What is being asked: Copy every record below, exactly as written.

Supplied records:
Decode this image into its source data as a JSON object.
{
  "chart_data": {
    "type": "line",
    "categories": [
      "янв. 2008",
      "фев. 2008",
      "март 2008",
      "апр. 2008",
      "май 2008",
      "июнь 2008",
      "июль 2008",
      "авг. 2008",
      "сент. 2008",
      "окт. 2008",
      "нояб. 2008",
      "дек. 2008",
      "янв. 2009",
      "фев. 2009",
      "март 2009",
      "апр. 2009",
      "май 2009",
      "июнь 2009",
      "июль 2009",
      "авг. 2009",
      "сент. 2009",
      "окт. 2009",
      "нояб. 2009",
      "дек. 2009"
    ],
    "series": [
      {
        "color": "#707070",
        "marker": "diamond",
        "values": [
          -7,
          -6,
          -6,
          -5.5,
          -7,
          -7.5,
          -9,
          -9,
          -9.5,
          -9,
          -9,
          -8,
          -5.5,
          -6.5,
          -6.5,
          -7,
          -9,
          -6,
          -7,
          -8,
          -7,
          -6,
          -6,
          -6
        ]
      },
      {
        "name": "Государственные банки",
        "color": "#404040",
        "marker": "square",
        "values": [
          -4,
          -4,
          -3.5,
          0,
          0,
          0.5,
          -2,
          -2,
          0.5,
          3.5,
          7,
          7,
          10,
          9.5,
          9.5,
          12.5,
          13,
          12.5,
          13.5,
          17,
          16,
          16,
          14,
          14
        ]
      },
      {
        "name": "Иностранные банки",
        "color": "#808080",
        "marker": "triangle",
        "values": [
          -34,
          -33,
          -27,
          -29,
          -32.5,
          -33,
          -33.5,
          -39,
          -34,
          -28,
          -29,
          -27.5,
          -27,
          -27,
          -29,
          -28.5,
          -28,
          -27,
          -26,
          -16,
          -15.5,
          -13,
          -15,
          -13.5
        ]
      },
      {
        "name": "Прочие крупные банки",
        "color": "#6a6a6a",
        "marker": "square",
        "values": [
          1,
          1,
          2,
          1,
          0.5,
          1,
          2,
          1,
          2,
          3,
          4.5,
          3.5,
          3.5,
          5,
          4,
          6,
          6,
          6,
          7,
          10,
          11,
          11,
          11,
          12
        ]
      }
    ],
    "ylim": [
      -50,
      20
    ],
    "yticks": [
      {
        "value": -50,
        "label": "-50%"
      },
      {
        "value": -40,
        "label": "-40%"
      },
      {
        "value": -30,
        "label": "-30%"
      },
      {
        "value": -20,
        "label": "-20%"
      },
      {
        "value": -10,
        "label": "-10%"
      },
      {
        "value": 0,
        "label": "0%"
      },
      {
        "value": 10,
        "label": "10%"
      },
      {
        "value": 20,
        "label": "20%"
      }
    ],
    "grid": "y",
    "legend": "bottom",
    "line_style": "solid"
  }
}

Answer for this exercise:
Decode this image into its source data as a JSON object.
{
  "chart_data": {
    "type": "line",
    "categories": [
      "янв. 2008",
      "фев. 2008",
      "март 2008",
      "апр. 2008",
      "май 2008",
      "июнь 2008",
      "июль 2008",
      "авг. 2008",
      "сент. 2008",
      "окт. 2008",
      "нояб. 2008",
      "дек. 2008",
      "янв. 2009",
      "фев. 2009",
      "март 2009",
      "апр. 2009",
      "май 2009",
      "июнь 2009",
      "июль 2009",
      "авг. 2009",
      "сент. 2009",
      "окт. 2009",
      "нояб. 2009",
      "дек. 2009"
    ],
    "series": [
      {
        "color": "#707070",
        "marker": "diamond",
        "values": [
          -7,
          -6,
          -6,
          -5.5,
          -7,
          -7.5,
          -9,
          -9,
          -9.5,
          -9,
          -9,
          -8,
          -5.5,
          -6.5,
          -6.5,
          -7,
          -9,
          -6,
          -7,
          -8,
          -7,
          -6,
          -6,
          -6
        ]
      },
      {
        "name": "Государственные банки",
        "color": "#404040",
        "marker": "square",
        "values": [
          -4,
          -4,
          -3.5,
          0,
          0,
          0.5,
          -2,
          -2,
          0.5,
          3.5,
          7,
          7,
          10,
          9.5,
          9.5,
          12.5,
          13,
          12.5,
          13.5,
          17,
          16,
          16,
          14,
          14
        ]
      },
      {
        "name": "Иностранные банки",
        "color": "#808080",
        "marker": "triangle",
        "values": [
          -34,
          -33,
          -27,
          -29,
          -32.5,
          -33,
          -33.5,
          -39,
          -34,
          -28,
          -29,
          -27.5,
          -27,
          -27,
          -29,
          -28.5,
          -28,
          -27,
          -26,
          -16,
          -15.5,
          -13,
          -15,
          -13.5
        ]
      },
      {
        "name": "Прочие крупные банки",
        "color": "#6a6a6a",
        "marker": "square",
        "values": [
          1,
          1,
          2,
          1,
          0.5,
          1,
          2,
          1,
          2,
          3,
          4.5,
          3.5,
          3.5,
          5,
          4,
          6,
          6,
          6,
          7,
          10,
          11,
          11,
          11,
          12
        ]
      }
    ],
    "ylim": [
      -50,
      20
    ],
    "yticks": [
      {
        "value": -50,
        "label": "-50%"
      },
      {
        "value": -40,
        "label": "-40%"
      },
      {
        "value": -30,
        "label": "-30%"
      },
      {
        "value": -20,
        "label": "-20%"
      },
      {
        "value": -10,
        "label": "-10%"
      },
      {
        "value": 0,
        "label": "0%"
      },
      {
        "value": 10,
        "label": "10%"
      },
      {
        "value": 20,
        "label": "20%"
      }
    ],
    "grid": "y",
    "legend": "bottom",
    "line_style": "solid"
  }
}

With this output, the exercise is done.